Problem description
Copy the data exactly; pictures stay out of the copy.

Provided information

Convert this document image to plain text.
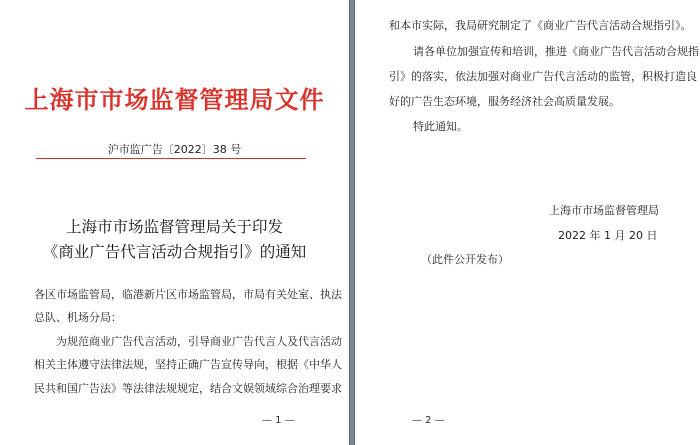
上海市市场监督管理局文件
沪市监广告〔2022〕38 号
上海市市场监督管理局关于印发
《商业广告代言活动合规指引》的通知
各区市场监管局，临港新片区市场监管局，市局有关处室、执法
总队、机场分局：
为规范商业广告代言活动，引导商业广告代言人及代言活动
相关主体遵守法律法规，坚持正确广告宣传导向，根据《中华人
民共和国广告法》等法律法规规定，结合文娱领域综合治理要求
— 1 —
和本市实际，我局研究制定了《商业广告代言活动合规指引》。
请各单位加强宣传和培训，推进《商业广告代言活动合规指
引》的落实，依法加强对商业广告代言活动的监管，积极打造良
好的广告生态环境，服务经济社会高质量发展。
特此通知。
上海市市场监督管理局
2022 年 1 月 20 日
（此件公开发布）
— 2 —
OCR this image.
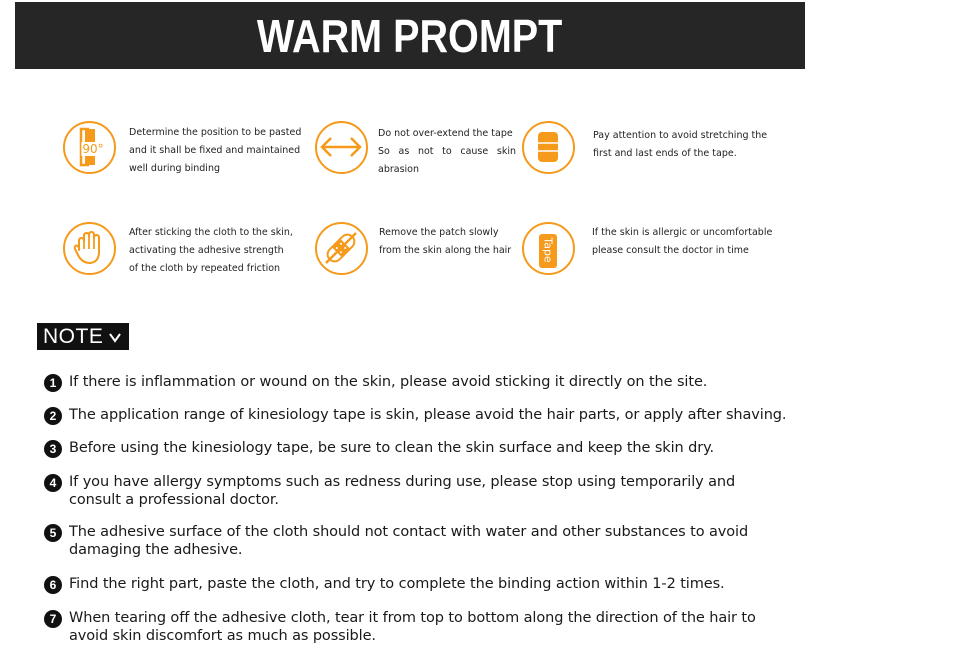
WARM PROMPT
90°
Determine the position to be pasted
and it shall be fixed and maintained
well during binding
Do not over-extend the tape
So as not to cause skin
abrasion
Pay attention to avoid stretching the
first and last ends of the tape.
After sticking the cloth to the skin,
activating the adhesive strength
of the cloth by repeated friction
Remove the patch slowly
from the skin along the hair	Tape
If the skin is allergic or uncomfortable
please consult the doctor in time
NOTE
1 If there is inflammation or wound on the skin, please avoid sticking it directly on the site.
2 The application range of kinesiology tape is skin, please avoid the hair parts, or apply after shaving.
3 Before using the kinesiology tape, be sure to clean the skin surface and keep the skin dry.
4 If you have allergy symptoms such as redness during use, please stop using temporarily and consult a professional doctor.
5 The adhesive surface of the cloth should not contact with water and other substances to avoid damaging the adhesive.
6 Find the right part, paste the cloth, and try to complete the binding action within 1-2 times.
7 When tearing off the adhesive cloth, tear it from top to bottom along the direction of the hair to avoid skin discomfort as much as possible.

Output below
Convert this document image to plain text.
上海市市场监督管理局文件
沪市监广告〔2022〕38 号
上海市市场监督管理局关于印发
《商业广告代言活动合规指引》的通知
各区市场监管局，临港新片区市场监管局，市局有关处室、执法
总队、机场分局：
为规范商业广告代言活动，引导商业广告代言人及代言活动
相关主体遵守法律法规，坚持正确广告宣传导向，根据《中华人
民共和国广告法》等法律法规规定，结合文娱领域综合治理要求
— 1 —
和本市实际，我局研究制定了《商业广告代言活动合规指引》。
请各单位加强宣传和培训，推进《商业广告代言活动合规指
引》的落实，依法加强对商业广告代言活动的监管，积极打造良
好的广告生态环境，服务经济社会高质量发展。
特此通知。
上海市市场监督管理局
2022 年 1 月 20 日
（此件公开发布）
— 2 —
OCR this image.
WARM PROMPT
90°
Determine the position to be pasted
and it shall be fixed and maintained
well during binding
Do not over-extend the tape
So as not to cause skin
abrasion
Pay attention to avoid stretching the
first and last ends of the tape.
After sticking the cloth to the skin,
activating the adhesive strength
of the cloth by repeated friction
Remove the patch slowly
from the skin along the hair	Tape
If the skin is allergic or uncomfortable
please consult the doctor in time
NOTE
1 If there is inflammation or wound on the skin, please avoid sticking it directly on the site.
2 The application range of kinesiology tape is skin, please avoid the hair parts, or apply after shaving.
3 Before using the kinesiology tape, be sure to clean the skin surface and keep the skin dry.
4 If you have allergy symptoms such as redness during use, please stop using temporarily and consult a professional doctor.
5 The adhesive surface of the cloth should not contact with water and other substances to avoid damaging the adhesive.
6 Find the right part, paste the cloth, and try to complete the binding action within 1-2 times.
7 When tearing off the adhesive cloth, tear it from top to bottom along the direction of the hair to avoid skin discomfort as much as possible.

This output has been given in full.